[start]

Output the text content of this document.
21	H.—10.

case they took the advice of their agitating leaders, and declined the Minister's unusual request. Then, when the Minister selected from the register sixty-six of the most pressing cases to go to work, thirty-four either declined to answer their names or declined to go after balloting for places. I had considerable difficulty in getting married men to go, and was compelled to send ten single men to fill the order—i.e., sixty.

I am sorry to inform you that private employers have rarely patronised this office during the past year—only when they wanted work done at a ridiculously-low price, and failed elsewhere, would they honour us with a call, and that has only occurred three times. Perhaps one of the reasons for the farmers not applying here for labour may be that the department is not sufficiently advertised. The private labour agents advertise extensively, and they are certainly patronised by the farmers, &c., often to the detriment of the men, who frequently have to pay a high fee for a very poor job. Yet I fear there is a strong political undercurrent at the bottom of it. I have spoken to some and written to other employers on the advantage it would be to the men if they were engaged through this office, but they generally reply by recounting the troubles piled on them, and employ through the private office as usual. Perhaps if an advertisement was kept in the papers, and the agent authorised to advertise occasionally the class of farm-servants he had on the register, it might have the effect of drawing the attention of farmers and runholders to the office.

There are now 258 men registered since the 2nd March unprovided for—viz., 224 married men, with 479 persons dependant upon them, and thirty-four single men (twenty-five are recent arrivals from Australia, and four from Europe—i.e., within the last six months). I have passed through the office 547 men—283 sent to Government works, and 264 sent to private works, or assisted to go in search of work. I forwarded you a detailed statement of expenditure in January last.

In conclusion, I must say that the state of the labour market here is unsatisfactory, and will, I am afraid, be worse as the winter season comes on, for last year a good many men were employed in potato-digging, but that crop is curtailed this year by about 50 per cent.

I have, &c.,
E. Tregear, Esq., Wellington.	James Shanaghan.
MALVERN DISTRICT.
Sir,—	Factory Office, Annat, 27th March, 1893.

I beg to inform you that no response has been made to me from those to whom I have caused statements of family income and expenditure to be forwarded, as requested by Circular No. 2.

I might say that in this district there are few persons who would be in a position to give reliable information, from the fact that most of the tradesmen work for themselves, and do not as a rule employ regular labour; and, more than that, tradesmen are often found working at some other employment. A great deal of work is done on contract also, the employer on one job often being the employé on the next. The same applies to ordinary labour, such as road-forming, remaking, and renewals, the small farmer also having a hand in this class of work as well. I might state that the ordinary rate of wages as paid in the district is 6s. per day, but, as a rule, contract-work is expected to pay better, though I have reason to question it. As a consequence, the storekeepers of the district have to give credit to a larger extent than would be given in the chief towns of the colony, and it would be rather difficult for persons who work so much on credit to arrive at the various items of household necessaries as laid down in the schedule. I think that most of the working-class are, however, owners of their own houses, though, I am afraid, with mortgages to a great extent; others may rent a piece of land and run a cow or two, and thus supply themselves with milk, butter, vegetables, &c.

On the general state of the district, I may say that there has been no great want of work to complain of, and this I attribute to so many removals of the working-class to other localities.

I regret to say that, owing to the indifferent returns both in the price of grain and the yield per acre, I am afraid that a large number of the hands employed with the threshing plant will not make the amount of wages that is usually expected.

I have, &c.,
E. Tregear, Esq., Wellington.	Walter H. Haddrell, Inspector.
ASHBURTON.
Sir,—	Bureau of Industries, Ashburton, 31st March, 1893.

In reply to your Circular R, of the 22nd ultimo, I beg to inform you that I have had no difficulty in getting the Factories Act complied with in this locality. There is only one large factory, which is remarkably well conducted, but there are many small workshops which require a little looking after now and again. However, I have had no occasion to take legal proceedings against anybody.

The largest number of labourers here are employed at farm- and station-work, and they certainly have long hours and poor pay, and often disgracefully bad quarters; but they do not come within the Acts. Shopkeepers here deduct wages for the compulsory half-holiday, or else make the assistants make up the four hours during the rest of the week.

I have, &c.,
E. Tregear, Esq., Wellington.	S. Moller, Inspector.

[end]

**Task details**
Output the records exactly, including every line.

**Full answer**
Output the text content of this document.
21	H.—10.

case they took the advice of their agitating leaders, and declined the Minister's unusual request. Then, when the Minister selected from the register sixty-six of the most pressing cases to go to work, thirty-four either declined to answer their names or declined to go after balloting for places. I had considerable difficulty in getting married men to go, and was compelled to send ten single men to fill the order—i.e., sixty.

I am sorry to inform you that private employers have rarely patronised this office during the past year—only when they wanted work done at a ridiculously-low price, and failed elsewhere, would they honour us with a call, and that has only occurred three times. Perhaps one of the reasons for the farmers not applying here for labour may be that the department is not sufficiently advertised. The private labour agents advertise extensively, and they are certainly patronised by the farmers, &c., often to the detriment of the men, who frequently have to pay a high fee for a very poor job. Yet I fear there is a strong political undercurrent at the bottom of it. I have spoken to some and written to other employers on the advantage it would be to the men if they were engaged through this office, but they generally reply by recounting the troubles piled on them, and employ through the private office as usual. Perhaps if an advertisement was kept in the papers, and the agent authorised to advertise occasionally the class of farm-servants he had on the register, it might have the effect of drawing the attention of farmers and runholders to the office.

There are now 258 men registered since the 2nd March unprovided for—viz., 224 married men, with 479 persons dependant upon them, and thirty-four single men (twenty-five are recent arrivals from Australia, and four from Europe—i.e., within the last six months). I have passed through the office 547 men—283 sent to Government works, and 264 sent to private works, or assisted to go in search of work. I forwarded you a detailed statement of expenditure in January last.

In conclusion, I must say that the state of the labour market here is unsatisfactory, and will, I am afraid, be worse as the winter season comes on, for last year a good many men were employed in potato-digging, but that crop is curtailed this year by about 50 per cent.

I have, &c.,
E. Tregear, Esq., Wellington.	James Shanaghan.
MALVERN DISTRICT.
Sir,—	Factory Office, Annat, 27th March, 1893.

I beg to inform you that no response has been made to me from those to whom I have caused statements of family income and expenditure to be forwarded, as requested by Circular No. 2.

I might say that in this district there are few persons who would be in a position to give reliable information, from the fact that most of the tradesmen work for themselves, and do not as a rule employ regular labour; and, more than that, tradesmen are often found working at some other employment. A great deal of work is done on contract also, the employer on one job often being the employé on the next. The same applies to ordinary labour, such as road-forming, remaking, and renewals, the small farmer also having a hand in this class of work as well. I might state that the ordinary rate of wages as paid in the district is 6s. per day, but, as a rule, contract-work is expected to pay better, though I have reason to question it. As a consequence, the storekeepers of the district have to give credit to a larger extent than would be given in the chief towns of the colony, and it would be rather difficult for persons who work so much on credit to arrive at the various items of household necessaries as laid down in the schedule. I think that most of the working-class are, however, owners of their own houses, though, I am afraid, with mortgages to a great extent; others may rent a piece of land and run a cow or two, and thus supply themselves with milk, butter, vegetables, &c.

On the general state of the district, I may say that there has been no great want of work to complain of, and this I attribute to so many removals of the working-class to other localities.

I regret to say that, owing to the indifferent returns both in the price of grain and the yield per acre, I am afraid that a large number of the hands employed with the threshing plant will not make the amount of wages that is usually expected.

I have, &c.,
E. Tregear, Esq., Wellington.	Walter H. Haddrell, Inspector.
ASHBURTON.
Sir,—	Bureau of Industries, Ashburton, 31st March, 1893.

In reply to your Circular R, of the 22nd ultimo, I beg to inform you that I have had no difficulty in getting the Factories Act complied with in this locality. There is only one large factory, which is remarkably well conducted, but there are many small workshops which require a little looking after now and again. However, I have had no occasion to take legal proceedings against anybody.

The largest number of labourers here are employed at farm- and station-work, and they certainly have long hours and poor pay, and often disgracefully bad quarters; but they do not come within the Acts. Shopkeepers here deduct wages for the compulsory half-holiday, or else make the assistants make up the four hours during the rest of the week.

I have, &c.,
E. Tregear, Esq., Wellington.	S. Moller, Inspector.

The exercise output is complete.